● Data listing
━━━━━━━━━━━━━━━━━━━━━━━━━━━━━━

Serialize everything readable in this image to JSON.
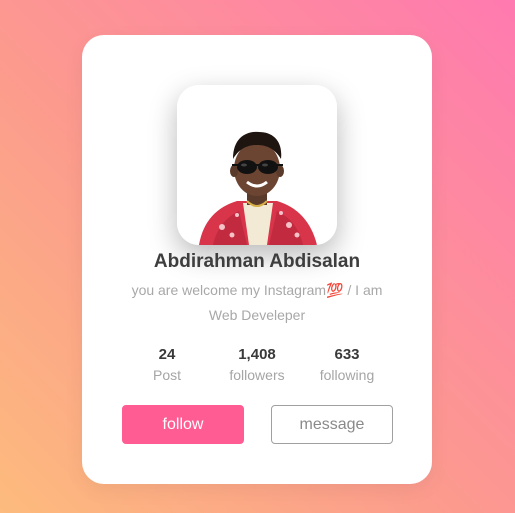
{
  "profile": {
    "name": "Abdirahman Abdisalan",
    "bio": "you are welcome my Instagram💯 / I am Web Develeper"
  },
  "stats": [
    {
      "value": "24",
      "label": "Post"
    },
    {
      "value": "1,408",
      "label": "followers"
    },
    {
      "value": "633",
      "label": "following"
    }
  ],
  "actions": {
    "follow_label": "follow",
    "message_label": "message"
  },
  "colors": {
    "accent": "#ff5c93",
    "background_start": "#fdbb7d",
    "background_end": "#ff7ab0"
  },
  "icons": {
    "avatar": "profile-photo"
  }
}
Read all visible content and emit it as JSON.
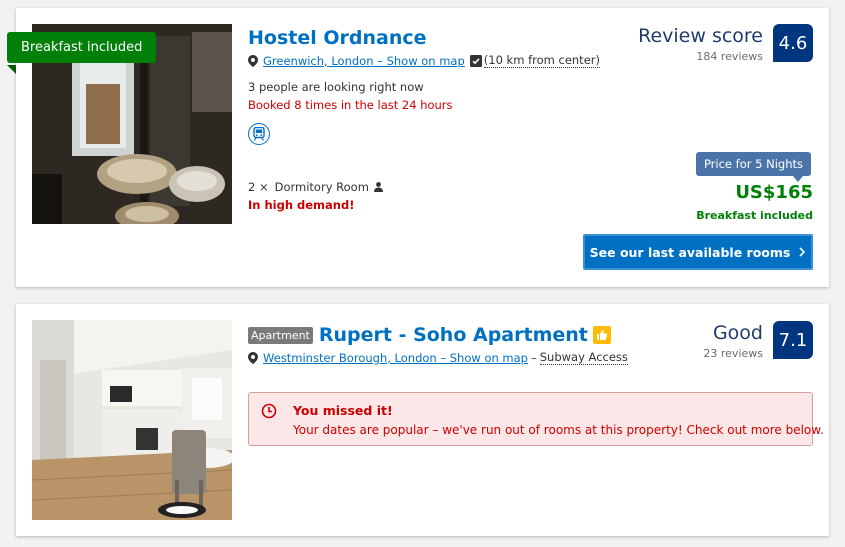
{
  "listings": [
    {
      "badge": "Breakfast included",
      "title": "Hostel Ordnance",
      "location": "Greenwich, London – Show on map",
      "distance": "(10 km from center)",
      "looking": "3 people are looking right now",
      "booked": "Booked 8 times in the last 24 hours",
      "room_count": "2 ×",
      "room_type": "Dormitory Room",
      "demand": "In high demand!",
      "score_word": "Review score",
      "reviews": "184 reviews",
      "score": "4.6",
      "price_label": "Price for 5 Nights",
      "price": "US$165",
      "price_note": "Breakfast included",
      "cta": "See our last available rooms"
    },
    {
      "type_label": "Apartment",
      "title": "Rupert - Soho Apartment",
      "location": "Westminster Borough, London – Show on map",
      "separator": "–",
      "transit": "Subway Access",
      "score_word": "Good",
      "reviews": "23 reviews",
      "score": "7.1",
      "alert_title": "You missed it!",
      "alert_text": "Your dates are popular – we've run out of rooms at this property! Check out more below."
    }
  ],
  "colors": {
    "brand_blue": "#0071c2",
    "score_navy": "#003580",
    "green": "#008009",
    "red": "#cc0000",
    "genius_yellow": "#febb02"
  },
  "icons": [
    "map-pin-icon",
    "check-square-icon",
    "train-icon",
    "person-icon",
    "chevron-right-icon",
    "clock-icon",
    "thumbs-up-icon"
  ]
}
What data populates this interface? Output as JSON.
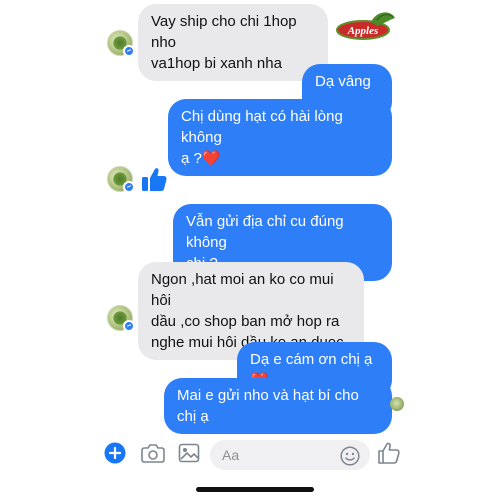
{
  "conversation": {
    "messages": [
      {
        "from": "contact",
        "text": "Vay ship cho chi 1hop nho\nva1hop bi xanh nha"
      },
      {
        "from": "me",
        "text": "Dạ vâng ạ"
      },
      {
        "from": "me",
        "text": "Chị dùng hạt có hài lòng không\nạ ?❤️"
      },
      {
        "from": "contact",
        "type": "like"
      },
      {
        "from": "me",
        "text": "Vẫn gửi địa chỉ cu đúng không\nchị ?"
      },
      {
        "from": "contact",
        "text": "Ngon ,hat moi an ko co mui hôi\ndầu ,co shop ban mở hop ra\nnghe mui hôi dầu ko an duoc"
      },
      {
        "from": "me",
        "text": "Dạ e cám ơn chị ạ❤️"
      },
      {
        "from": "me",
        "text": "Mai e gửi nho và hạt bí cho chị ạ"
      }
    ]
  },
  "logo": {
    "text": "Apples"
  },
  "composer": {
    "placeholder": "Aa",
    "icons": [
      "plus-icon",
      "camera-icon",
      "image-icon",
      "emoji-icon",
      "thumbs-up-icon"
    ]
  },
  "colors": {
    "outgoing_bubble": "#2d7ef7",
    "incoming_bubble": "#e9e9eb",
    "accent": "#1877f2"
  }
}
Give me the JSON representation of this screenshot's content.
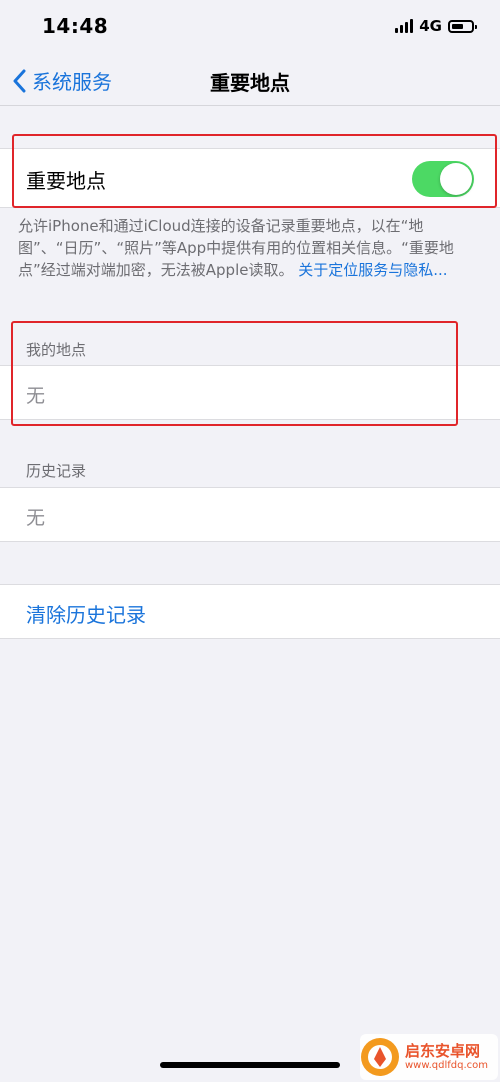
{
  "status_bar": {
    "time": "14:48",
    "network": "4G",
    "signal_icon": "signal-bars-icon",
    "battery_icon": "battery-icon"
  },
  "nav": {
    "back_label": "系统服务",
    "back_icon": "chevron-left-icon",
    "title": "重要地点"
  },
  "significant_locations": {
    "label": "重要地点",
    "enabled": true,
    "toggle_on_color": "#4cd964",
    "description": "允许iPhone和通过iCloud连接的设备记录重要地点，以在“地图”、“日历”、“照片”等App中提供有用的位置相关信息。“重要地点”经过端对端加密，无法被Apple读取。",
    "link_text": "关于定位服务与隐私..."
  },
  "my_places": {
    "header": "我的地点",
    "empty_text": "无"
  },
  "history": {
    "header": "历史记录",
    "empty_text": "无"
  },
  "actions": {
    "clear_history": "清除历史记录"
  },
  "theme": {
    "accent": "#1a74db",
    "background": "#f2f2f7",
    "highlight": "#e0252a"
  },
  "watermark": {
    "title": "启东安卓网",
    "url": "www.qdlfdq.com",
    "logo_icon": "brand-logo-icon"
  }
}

━━━━━━━━━━━━━━━━━━━━━━━━━━━━━━

● Your task
Count every line in the listing above that holds "accent", then report only the count.

● Answer to the problem
3